◆ STATED GOAL: Please print the full listing exactly.
— Start SUPPLIED RECORDS —
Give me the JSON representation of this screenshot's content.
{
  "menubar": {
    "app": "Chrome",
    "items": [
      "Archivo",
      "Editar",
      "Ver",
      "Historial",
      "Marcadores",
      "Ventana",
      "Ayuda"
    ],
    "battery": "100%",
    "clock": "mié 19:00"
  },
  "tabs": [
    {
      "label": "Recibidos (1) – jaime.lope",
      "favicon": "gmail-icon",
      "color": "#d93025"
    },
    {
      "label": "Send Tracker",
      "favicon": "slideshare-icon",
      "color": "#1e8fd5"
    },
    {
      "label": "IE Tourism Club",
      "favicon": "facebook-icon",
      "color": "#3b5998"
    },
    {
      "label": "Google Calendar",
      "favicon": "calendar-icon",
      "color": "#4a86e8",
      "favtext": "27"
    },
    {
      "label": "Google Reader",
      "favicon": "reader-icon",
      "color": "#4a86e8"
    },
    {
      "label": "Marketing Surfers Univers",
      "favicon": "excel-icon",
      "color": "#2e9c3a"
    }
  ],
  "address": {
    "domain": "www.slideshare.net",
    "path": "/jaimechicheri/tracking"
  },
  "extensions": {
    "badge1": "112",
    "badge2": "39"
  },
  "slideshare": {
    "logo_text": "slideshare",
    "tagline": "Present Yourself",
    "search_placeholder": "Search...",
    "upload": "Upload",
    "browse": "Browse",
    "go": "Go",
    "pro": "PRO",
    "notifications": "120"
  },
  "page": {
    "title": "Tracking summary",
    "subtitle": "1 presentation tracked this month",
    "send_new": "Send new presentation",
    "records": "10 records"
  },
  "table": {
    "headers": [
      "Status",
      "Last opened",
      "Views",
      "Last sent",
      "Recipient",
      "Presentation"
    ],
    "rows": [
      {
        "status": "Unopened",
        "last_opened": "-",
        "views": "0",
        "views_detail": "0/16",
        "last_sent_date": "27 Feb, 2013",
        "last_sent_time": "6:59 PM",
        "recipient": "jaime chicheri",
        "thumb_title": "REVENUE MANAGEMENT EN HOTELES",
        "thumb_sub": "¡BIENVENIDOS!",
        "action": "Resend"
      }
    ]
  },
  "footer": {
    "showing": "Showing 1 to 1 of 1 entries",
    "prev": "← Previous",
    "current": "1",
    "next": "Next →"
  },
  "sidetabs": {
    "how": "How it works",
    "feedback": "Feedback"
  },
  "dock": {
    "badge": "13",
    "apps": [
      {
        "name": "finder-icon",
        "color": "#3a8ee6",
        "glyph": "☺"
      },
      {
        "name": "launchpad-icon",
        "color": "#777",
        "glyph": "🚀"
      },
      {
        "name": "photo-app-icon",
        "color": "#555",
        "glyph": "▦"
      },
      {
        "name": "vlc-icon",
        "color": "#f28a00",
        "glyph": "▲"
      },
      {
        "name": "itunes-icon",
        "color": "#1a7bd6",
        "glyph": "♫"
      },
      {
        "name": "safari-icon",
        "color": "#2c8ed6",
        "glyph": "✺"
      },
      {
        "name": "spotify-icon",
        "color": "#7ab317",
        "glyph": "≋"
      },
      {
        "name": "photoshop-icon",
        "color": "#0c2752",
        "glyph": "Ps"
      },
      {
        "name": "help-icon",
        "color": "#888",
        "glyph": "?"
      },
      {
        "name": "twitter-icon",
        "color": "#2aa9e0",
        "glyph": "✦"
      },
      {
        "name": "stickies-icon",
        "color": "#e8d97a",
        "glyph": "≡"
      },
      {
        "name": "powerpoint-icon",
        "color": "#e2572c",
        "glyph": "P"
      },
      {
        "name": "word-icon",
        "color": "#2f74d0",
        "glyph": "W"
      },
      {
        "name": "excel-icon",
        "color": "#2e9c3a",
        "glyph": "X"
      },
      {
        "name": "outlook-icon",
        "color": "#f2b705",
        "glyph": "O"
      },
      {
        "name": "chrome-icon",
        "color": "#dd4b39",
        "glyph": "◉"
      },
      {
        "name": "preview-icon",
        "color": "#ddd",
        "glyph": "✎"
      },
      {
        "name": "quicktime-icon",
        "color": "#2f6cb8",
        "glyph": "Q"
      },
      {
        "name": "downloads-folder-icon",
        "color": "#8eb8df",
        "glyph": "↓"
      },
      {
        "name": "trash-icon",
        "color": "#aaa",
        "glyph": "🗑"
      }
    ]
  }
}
— End SUPPLIED RECORDS —
◆ ANSWER FOR THE TASK:
Give me the JSON representation of this screenshot's content.
{
  "menubar": {
    "app": "Chrome",
    "items": [
      "Archivo",
      "Editar",
      "Ver",
      "Historial",
      "Marcadores",
      "Ventana",
      "Ayuda"
    ],
    "battery": "100%",
    "clock": "mié 19:00"
  },
  "tabs": [
    {
      "label": "Recibidos (1) – jaime.lope",
      "favicon": "gmail-icon",
      "color": "#d93025"
    },
    {
      "label": "Send Tracker",
      "favicon": "slideshare-icon",
      "color": "#1e8fd5"
    },
    {
      "label": "IE Tourism Club",
      "favicon": "facebook-icon",
      "color": "#3b5998"
    },
    {
      "label": "Google Calendar",
      "favicon": "calendar-icon",
      "color": "#4a86e8",
      "favtext": "27"
    },
    {
      "label": "Google Reader",
      "favicon": "reader-icon",
      "color": "#4a86e8"
    },
    {
      "label": "Marketing Surfers Univers",
      "favicon": "excel-icon",
      "color": "#2e9c3a"
    }
  ],
  "address": {
    "domain": "www.slideshare.net",
    "path": "/jaimechicheri/tracking"
  },
  "extensions": {
    "badge1": "112",
    "badge2": "39"
  },
  "slideshare": {
    "logo_text": "slideshare",
    "tagline": "Present Yourself",
    "search_placeholder": "Search...",
    "upload": "Upload",
    "browse": "Browse",
    "go": "Go",
    "pro": "PRO",
    "notifications": "120"
  },
  "page": {
    "title": "Tracking summary",
    "subtitle": "1 presentation tracked this month",
    "send_new": "Send new presentation",
    "records": "10 records"
  },
  "table": {
    "headers": [
      "Status",
      "Last opened",
      "Views",
      "Last sent",
      "Recipient",
      "Presentation"
    ],
    "rows": [
      {
        "status": "Unopened",
        "last_opened": "-",
        "views": "0",
        "views_detail": "0/16",
        "last_sent_date": "27 Feb, 2013",
        "last_sent_time": "6:59 PM",
        "recipient": "jaime chicheri",
        "thumb_title": "REVENUE MANAGEMENT EN HOTELES",
        "thumb_sub": "¡BIENVENIDOS!",
        "action": "Resend"
      }
    ]
  },
  "footer": {
    "showing": "Showing 1 to 1 of 1 entries",
    "prev": "← Previous",
    "current": "1",
    "next": "Next →"
  },
  "sidetabs": {
    "how": "How it works",
    "feedback": "Feedback"
  },
  "dock": {
    "badge": "13",
    "apps": [
      {
        "name": "finder-icon",
        "color": "#3a8ee6",
        "glyph": "☺"
      },
      {
        "name": "launchpad-icon",
        "color": "#777",
        "glyph": "🚀"
      },
      {
        "name": "photo-app-icon",
        "color": "#555",
        "glyph": "▦"
      },
      {
        "name": "vlc-icon",
        "color": "#f28a00",
        "glyph": "▲"
      },
      {
        "name": "itunes-icon",
        "color": "#1a7bd6",
        "glyph": "♫"
      },
      {
        "name": "safari-icon",
        "color": "#2c8ed6",
        "glyph": "✺"
      },
      {
        "name": "spotify-icon",
        "color": "#7ab317",
        "glyph": "≋"
      },
      {
        "name": "photoshop-icon",
        "color": "#0c2752",
        "glyph": "Ps"
      },
      {
        "name": "help-icon",
        "color": "#888",
        "glyph": "?"
      },
      {
        "name": "twitter-icon",
        "color": "#2aa9e0",
        "glyph": "✦"
      },
      {
        "name": "stickies-icon",
        "color": "#e8d97a",
        "glyph": "≡"
      },
      {
        "name": "powerpoint-icon",
        "color": "#e2572c",
        "glyph": "P"
      },
      {
        "name": "word-icon",
        "color": "#2f74d0",
        "glyph": "W"
      },
      {
        "name": "excel-icon",
        "color": "#2e9c3a",
        "glyph": "X"
      },
      {
        "name": "outlook-icon",
        "color": "#f2b705",
        "glyph": "O"
      },
      {
        "name": "chrome-icon",
        "color": "#dd4b39",
        "glyph": "◉"
      },
      {
        "name": "preview-icon",
        "color": "#ddd",
        "glyph": "✎"
      },
      {
        "name": "quicktime-icon",
        "color": "#2f6cb8",
        "glyph": "Q"
      },
      {
        "name": "downloads-folder-icon",
        "color": "#8eb8df",
        "glyph": "↓"
      },
      {
        "name": "trash-icon",
        "color": "#aaa",
        "glyph": "🗑"
      }
    ]
  }
}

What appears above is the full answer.